START Passage shown

This is an edited version of an article that first appeared in the Times Literary Supplement in the 4th July issue. I’ve cut it a little to focus on the question in the headline. Many thanks to the TLS for allowing me to reproduce the article for subscribers.
Despite our polarized times, there is one thing everyone agrees on: government isn’t working very well.
For the modern right, this is axiomatic. They believe that government is incapable of working as effectively as the private sector because it lacks the right incentives and has been captured by the bureaucratic class of metropolitan graduates that is responsible for all our woes.
This certainty that the state is a force for bad is impermeable to evidence or reason. One can note that much of the modern technology that supplies the profits of our biggest companies – from the internet to touchscreens – was developed thanks to government-funded research.
Or that state health initiatives have saved billions of lives over the past century. Or one can point to the litany of private sector failures when services have been outsourced to them.

END Passage shown

Task brief: Extend the article about whether government is working, beginning immediately after its final sentence.

START Provided material

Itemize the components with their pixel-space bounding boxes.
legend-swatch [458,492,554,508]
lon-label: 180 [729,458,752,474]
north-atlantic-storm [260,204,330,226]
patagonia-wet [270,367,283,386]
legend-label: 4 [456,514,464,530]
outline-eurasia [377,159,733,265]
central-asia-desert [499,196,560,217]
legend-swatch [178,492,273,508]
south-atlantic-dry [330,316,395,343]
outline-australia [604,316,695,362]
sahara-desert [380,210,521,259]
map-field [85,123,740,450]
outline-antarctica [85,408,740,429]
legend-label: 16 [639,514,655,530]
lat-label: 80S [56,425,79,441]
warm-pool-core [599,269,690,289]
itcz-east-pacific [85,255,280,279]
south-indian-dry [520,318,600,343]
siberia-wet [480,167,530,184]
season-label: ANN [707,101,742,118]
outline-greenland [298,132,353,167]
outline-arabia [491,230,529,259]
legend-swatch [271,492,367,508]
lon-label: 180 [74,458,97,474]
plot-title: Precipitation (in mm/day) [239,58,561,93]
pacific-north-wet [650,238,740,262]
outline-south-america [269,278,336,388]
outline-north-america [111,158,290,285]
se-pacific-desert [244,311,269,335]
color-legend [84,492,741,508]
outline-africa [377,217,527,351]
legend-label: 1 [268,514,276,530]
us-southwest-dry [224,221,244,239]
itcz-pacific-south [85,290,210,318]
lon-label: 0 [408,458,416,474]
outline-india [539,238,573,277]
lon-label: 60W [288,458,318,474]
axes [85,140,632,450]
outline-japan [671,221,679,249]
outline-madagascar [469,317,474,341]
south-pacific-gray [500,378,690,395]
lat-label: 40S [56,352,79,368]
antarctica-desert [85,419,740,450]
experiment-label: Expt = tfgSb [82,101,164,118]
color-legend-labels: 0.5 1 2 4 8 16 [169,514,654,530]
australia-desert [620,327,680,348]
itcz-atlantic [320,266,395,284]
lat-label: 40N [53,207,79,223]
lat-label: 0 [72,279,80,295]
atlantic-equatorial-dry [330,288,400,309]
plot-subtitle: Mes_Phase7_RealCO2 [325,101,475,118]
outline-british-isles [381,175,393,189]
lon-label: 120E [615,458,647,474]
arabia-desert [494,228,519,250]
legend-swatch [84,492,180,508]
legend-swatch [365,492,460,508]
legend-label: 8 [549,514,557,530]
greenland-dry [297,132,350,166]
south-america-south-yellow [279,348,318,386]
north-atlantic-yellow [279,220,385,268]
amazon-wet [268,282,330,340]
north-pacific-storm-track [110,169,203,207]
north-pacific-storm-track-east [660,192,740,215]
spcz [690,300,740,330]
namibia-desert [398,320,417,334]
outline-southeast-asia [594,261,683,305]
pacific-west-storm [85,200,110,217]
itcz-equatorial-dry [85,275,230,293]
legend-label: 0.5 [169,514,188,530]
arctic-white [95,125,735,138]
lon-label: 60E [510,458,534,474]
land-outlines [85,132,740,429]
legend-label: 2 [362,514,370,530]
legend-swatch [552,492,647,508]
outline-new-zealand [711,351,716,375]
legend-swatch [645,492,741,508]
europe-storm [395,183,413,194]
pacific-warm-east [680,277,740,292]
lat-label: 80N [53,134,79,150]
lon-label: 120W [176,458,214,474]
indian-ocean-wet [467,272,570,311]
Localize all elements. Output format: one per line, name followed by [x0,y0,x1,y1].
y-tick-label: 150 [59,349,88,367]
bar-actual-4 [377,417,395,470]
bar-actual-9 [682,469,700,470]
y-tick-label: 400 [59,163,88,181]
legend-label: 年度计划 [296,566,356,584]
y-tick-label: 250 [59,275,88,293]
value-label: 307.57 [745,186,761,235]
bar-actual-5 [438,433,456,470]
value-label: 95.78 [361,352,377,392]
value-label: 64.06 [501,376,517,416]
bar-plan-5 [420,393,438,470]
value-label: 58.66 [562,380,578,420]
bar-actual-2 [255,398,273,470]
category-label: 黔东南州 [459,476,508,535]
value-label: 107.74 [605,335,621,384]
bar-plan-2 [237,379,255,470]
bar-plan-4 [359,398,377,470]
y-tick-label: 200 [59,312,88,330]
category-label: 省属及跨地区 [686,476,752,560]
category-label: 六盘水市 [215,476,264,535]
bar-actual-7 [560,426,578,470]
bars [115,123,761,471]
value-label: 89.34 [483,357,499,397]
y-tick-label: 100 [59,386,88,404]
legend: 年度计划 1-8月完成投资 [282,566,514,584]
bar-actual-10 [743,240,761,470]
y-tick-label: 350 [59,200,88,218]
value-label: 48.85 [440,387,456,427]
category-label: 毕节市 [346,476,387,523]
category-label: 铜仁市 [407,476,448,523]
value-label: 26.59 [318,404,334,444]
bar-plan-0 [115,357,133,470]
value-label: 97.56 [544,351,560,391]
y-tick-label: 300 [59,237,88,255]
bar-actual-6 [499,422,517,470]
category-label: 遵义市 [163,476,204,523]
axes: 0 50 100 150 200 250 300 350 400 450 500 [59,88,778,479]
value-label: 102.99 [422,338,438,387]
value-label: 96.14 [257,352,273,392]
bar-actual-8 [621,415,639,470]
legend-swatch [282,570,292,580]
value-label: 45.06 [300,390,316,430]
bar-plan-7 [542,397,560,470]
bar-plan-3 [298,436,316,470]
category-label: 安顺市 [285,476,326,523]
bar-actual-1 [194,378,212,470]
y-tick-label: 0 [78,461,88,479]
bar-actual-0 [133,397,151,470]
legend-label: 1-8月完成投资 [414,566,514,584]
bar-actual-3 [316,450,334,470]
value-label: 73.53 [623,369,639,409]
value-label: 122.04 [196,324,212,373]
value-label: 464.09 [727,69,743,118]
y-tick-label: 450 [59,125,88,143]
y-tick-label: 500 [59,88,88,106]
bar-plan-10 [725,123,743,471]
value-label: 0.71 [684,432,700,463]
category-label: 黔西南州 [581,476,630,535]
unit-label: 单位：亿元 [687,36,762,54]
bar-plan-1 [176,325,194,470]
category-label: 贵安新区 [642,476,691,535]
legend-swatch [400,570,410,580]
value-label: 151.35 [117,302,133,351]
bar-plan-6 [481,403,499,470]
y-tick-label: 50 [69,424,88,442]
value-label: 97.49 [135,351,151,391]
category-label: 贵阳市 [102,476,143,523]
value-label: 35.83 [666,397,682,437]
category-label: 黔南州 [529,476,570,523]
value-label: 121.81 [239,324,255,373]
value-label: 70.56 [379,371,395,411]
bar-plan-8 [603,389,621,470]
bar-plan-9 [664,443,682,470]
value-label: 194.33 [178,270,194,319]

END Provided material

Result for this task:
It won’t make any difference. Even personal experience to the contrary can be subject to cognitive dissonance – recall the famous sign held aloft by a Tea Party protestor during the Barack Obama years,
“Keep your government hands off our Medicare”. Indeed, the modern radical right is happy to use state apparatus in a highly authoritarian fashion when it suits it to do so, while maintaining that it is incapable of improving society more broadly.
Liberals tend to be more divided on the subject. They agree government should be a force for good and that it has worked in the past, and that it even works now from time to time – the Covid death toll would have been far higher without the rapid funding and distribution of vaccines.